_Goal of the exercise_
Where a line of the material contains the string "about", copy that line.

_Supplied data_
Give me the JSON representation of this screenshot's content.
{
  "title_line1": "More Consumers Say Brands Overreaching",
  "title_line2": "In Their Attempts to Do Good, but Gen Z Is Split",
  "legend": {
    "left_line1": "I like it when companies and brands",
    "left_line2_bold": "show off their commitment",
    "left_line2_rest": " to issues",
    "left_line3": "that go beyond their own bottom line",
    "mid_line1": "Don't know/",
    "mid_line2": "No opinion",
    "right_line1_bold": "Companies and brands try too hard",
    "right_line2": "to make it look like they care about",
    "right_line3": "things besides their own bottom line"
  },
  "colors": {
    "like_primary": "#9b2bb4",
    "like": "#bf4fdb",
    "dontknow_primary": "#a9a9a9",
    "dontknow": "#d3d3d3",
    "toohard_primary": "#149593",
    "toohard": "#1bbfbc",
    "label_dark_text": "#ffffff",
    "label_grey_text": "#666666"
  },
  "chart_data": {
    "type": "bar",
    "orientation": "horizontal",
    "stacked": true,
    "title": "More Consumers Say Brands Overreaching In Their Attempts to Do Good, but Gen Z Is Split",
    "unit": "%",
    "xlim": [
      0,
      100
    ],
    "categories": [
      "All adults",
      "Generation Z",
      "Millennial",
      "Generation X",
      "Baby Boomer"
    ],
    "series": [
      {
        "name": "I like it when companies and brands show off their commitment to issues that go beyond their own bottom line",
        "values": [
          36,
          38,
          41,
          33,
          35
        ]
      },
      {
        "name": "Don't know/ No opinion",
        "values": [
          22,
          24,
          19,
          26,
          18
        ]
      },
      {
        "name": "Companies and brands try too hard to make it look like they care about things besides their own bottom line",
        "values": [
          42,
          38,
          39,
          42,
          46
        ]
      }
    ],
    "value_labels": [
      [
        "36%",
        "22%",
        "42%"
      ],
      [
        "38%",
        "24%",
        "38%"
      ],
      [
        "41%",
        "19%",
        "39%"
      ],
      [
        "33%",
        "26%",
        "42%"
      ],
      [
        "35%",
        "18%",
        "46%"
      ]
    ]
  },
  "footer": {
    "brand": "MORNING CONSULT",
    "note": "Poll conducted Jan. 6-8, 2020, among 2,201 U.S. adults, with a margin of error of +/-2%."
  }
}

_Solution to the problem_
    "right_line2": "to make it look like they care about",
        "name": "Companies and brands try too hard to make it look like they care about things besides their own bottom line",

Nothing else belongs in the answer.